**SHORT TASK:** Each line of the material below that holds the word "النقاط" needs to be copied.

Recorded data
##############################

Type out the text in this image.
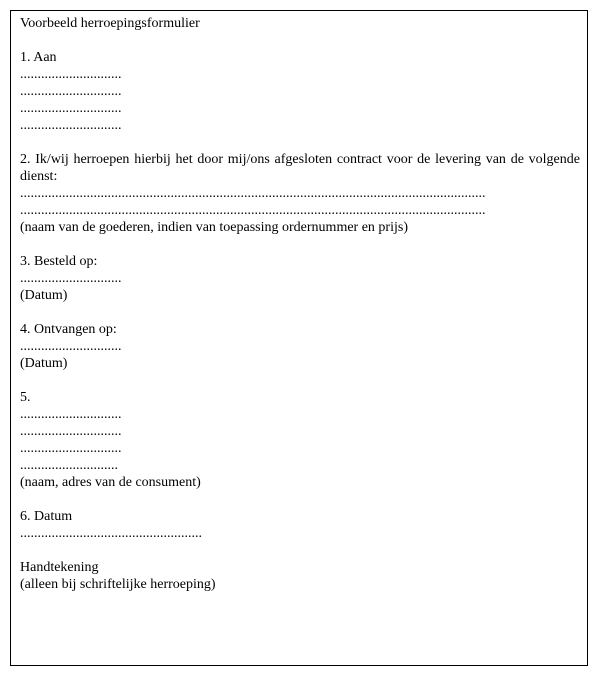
Voorbeeld herroepingsformulier
1. Aan
.............................
.............................
.............................
.............................
2. Ik/wij herroepen hierbij het door mij/ons afgesloten contract voor de levering van de volgende dienst:
.....................................................................................................................................
.....................................................................................................................................
(naam van de goederen, indien van toepassing ordernummer en prijs)
3. Besteld op:
.............................
(Datum)
4. Ontvangen op:
.............................
(Datum)
5.
.............................
.............................
.............................
............................
(naam, adres van de consument)
6. Datum
....................................................
Handtekening
(alleen bij schriftelijke herroeping)
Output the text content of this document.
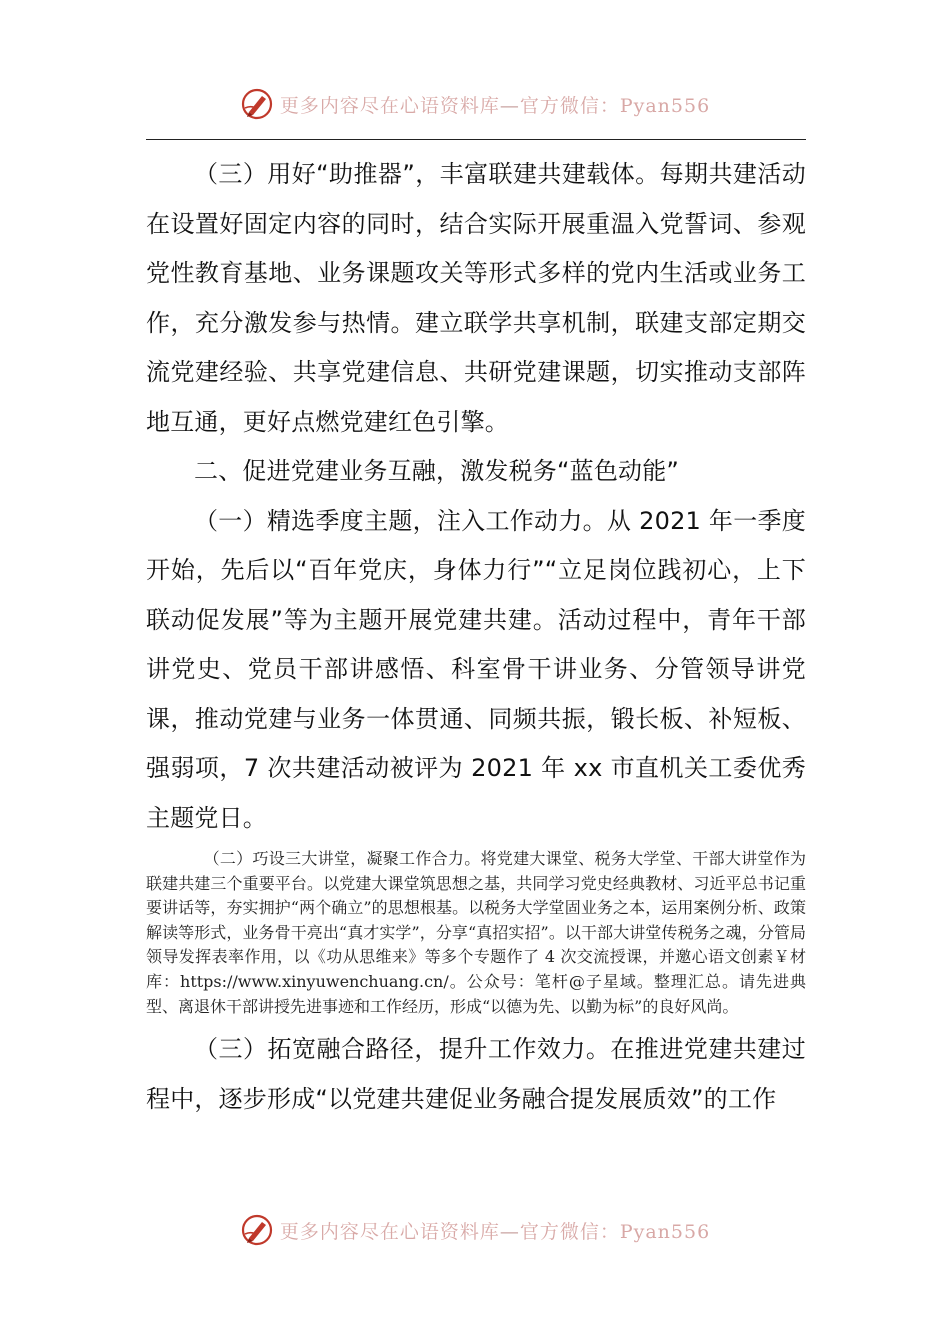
更多内容尽在心语资料库—官方微信：Pyan556

（三）用好“助推器”，丰富联建共建载体。每期共建活动在设置好固定内容的同时，结合实际开展重温入党誓词、参观党性教育基地、业务课题攻关等形式多样的党内生活或业务工作，充分激发参与热情。建立联学共享机制，联建支部定期交流党建经验、共享党建信息、共研党建课题，切实推动支部阵地互通，更好点燃党建红色引擎。

二、促进党建业务互融，激发税务“蓝色动能”

（一）精选季度主题，注入工作动力。从 2021 年一季度开始，先后以“百年党庆，身体力行”“立足岗位践初心，上下联动促发展”等为主题开展党建共建。活动过程中，青年干部讲党史、党员干部讲感悟、科室骨干讲业务、分管领导讲党课，推动党建与业务一体贯通、同频共振，锻长板、补短板、强弱项，7 次共建活动被评为 2021 年 xx 市直机关工委优秀主题党日。

（二）巧设三大讲堂，凝聚工作合力。将党建大课堂、税务大学堂、干部大讲堂作为联建共建三个重要平台。以党建大课堂筑思想之基，共同学习党史经典教材、习近平总书记重要讲话等，夯实拥护“两个确立”的思想根基。以税务大学堂固业务之本，运用案例分析、政策解读等形式，业务骨干亮出“真才实学”，分享“真招实招”。以干部大讲堂传税务之魂，分管局领导发挥表率作用，以《功从思维来》等多个专题作了 4 次交流授课，并邀心语文创素￥材库：https://www.xinyuwenchuang.cn/。公众号：笔杆@子星域。整理汇总。请先进典型、离退休干部讲授先进事迹和工作经历，形成“以德为先、以勤为标”的良好风尚。

（三）拓宽融合路径，提升工作效力。在推进党建共建过程中，逐步形成“以党建共建促业务融合提发展质效”的工作

更多内容尽在心语资料库—官方微信：Pyan556
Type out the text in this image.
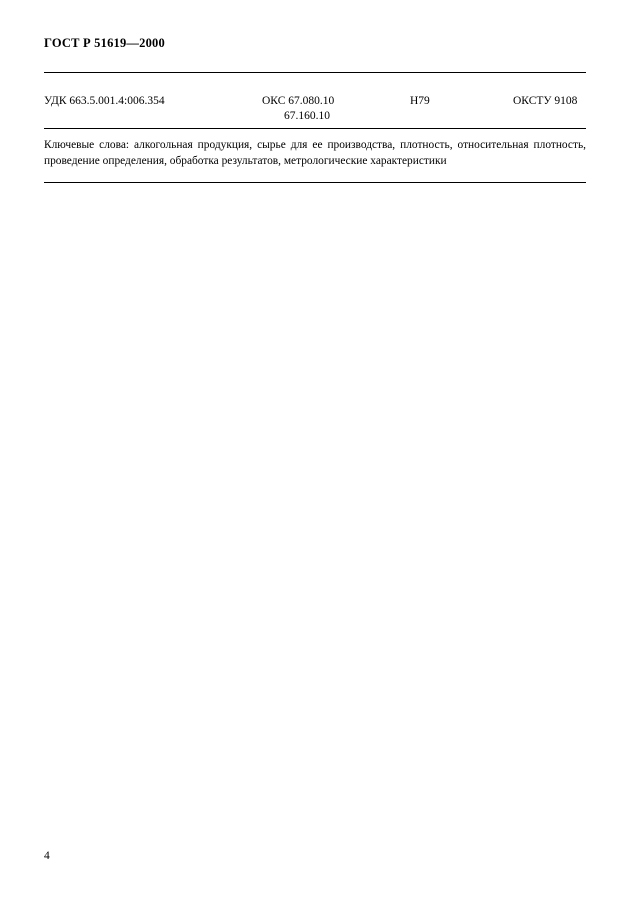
ГОСТ Р 51619—2000
УДК 663.5.001.4:006.354	ОКС 67.080.10
67.160.10
Н79	ОКСТУ 9108
Ключевые слова: алкогольная продукция, сырье для ее производства, плотность, относительная плотность, проведение определения, обработка результатов, метрологические характеристики
4
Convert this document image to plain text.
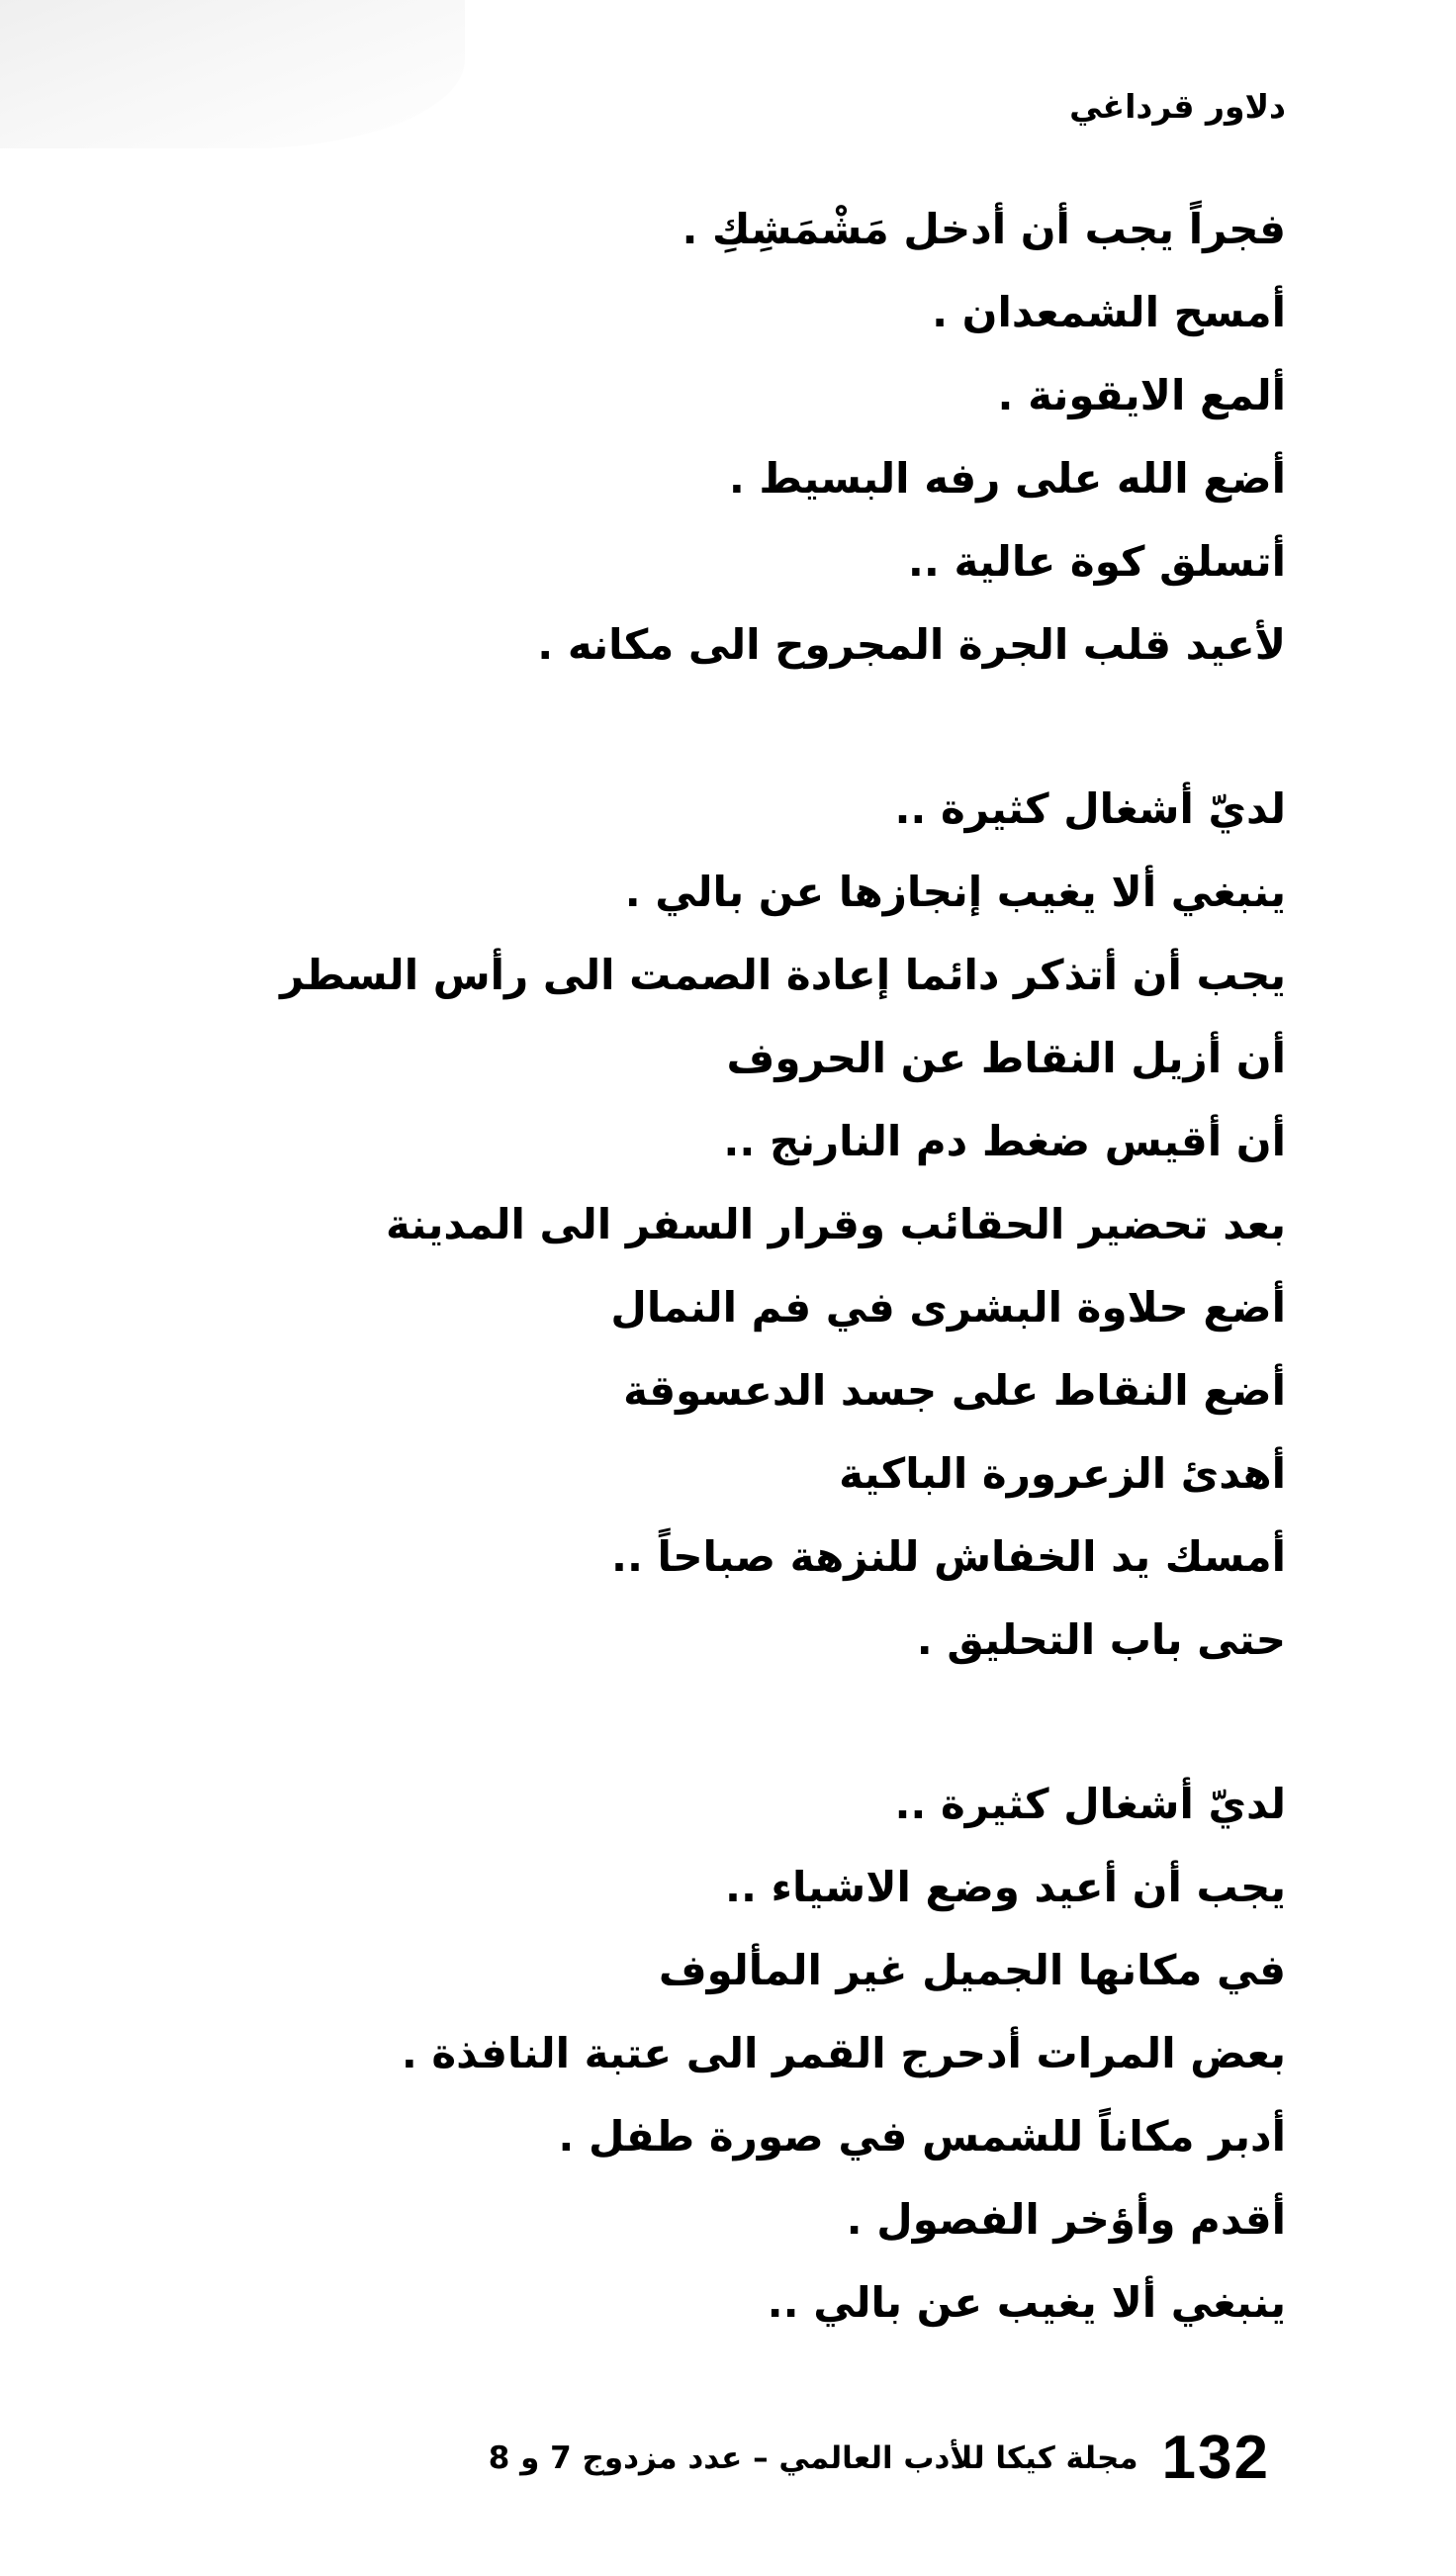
دلاور قرداغي
فجراً يجب أن أدخل مَشْمَشِكِ .
أمسح الشمعدان .
ألمع الايقونة .
أضع الله على رفه البسيط .
أتسلق كوة عالية ..
لأعيد قلب الجرة المجروح الى مكانه .
لديّ أشغال كثيرة ..
ينبغي ألا يغيب إنجازها عن بالي .
يجب أن أتذكر دائما إعادة الصمت الى رأس السطر
أن أزيل النقاط عن الحروف
أن أقيس ضغط دم النارنج ..
بعد تحضير الحقائب وقرار السفر الى المدينة
أضع حلاوة البشرى في فم النمال
أضع النقاط على جسد الدعسوقة
أهدئ الزعرورة الباكية
أمسك يد الخفاش للنزهة صباحاً ..
حتى باب التحليق .
لديّ أشغال كثيرة ..
يجب أن أعيد وضع الاشياء ..
في مكانها الجميل غير المألوف
بعض المرات أدحرج القمر الى عتبة النافذة .
أدبر مكاناً للشمس في صورة طفل .
أقدم وأؤخر الفصول .
ينبغي ألا يغيب عن بالي ..
132
مجلة كيكا للأدب العالمي – عدد مزدوج 7 و 8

##############################

**FULL SOLUTION:**
أن أزيل النقاط عن الحروف
أضع النقاط على جسد الدعسوقة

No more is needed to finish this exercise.